▸ **EXERCISE REQUIREMENTS**
Reproduce all entries word for word.

(Records)
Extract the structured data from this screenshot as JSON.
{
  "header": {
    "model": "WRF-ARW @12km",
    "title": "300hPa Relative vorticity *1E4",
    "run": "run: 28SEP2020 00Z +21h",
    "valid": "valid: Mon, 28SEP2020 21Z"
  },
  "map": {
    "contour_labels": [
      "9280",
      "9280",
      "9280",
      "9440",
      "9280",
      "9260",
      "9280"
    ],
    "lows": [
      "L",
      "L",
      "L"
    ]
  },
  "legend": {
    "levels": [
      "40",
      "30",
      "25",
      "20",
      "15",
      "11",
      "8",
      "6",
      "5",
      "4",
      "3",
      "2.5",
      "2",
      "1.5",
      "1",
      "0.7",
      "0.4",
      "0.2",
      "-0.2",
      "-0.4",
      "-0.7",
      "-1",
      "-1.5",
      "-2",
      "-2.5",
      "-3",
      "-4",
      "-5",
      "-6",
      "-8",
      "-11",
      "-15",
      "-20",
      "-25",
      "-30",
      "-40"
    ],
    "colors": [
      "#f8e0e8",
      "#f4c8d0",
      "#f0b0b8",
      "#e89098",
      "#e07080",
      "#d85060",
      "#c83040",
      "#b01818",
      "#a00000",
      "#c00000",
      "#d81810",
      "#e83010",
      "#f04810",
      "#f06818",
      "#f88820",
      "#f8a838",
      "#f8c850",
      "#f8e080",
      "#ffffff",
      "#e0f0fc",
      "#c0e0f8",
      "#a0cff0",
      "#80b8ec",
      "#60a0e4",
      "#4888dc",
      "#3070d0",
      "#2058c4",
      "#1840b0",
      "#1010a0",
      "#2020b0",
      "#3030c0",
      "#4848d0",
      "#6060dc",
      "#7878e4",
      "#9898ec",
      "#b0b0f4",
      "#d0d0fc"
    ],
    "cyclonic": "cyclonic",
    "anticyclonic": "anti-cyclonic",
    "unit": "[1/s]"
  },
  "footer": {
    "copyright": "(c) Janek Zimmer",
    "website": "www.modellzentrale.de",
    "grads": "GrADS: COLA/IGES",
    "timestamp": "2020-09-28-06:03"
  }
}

▸ **SOLUTION**
Extract the structured data from this screenshot as JSON.
{
  "header": {
    "model": "WRF-ARW @12km",
    "title": "300hPa Relative vorticity *1E4",
    "run": "run: 28SEP2020 00Z +21h",
    "valid": "valid: Mon, 28SEP2020 21Z"
  },
  "map": {
    "contour_labels": [
      "9280",
      "9280",
      "9280",
      "9440",
      "9280",
      "9260",
      "9280"
    ],
    "lows": [
      "L",
      "L",
      "L"
    ]
  },
  "legend": {
    "levels": [
      "40",
      "30",
      "25",
      "20",
      "15",
      "11",
      "8",
      "6",
      "5",
      "4",
      "3",
      "2.5",
      "2",
      "1.5",
      "1",
      "0.7",
      "0.4",
      "0.2",
      "-0.2",
      "-0.4",
      "-0.7",
      "-1",
      "-1.5",
      "-2",
      "-2.5",
      "-3",
      "-4",
      "-5",
      "-6",
      "-8",
      "-11",
      "-15",
      "-20",
      "-25",
      "-30",
      "-40"
    ],
    "colors": [
      "#f8e0e8",
      "#f4c8d0",
      "#f0b0b8",
      "#e89098",
      "#e07080",
      "#d85060",
      "#c83040",
      "#b01818",
      "#a00000",
      "#c00000",
      "#d81810",
      "#e83010",
      "#f04810",
      "#f06818",
      "#f88820",
      "#f8a838",
      "#f8c850",
      "#f8e080",
      "#ffffff",
      "#e0f0fc",
      "#c0e0f8",
      "#a0cff0",
      "#80b8ec",
      "#60a0e4",
      "#4888dc",
      "#3070d0",
      "#2058c4",
      "#1840b0",
      "#1010a0",
      "#2020b0",
      "#3030c0",
      "#4848d0",
      "#6060dc",
      "#7878e4",
      "#9898ec",
      "#b0b0f4",
      "#d0d0fc"
    ],
    "cyclonic": "cyclonic",
    "anticyclonic": "anti-cyclonic",
    "unit": "[1/s]"
  },
  "footer": {
    "copyright": "(c) Janek Zimmer",
    "website": "www.modellzentrale.de",
    "grads": "GrADS: COLA/IGES",
    "timestamp": "2020-09-28-06:03"
  }
}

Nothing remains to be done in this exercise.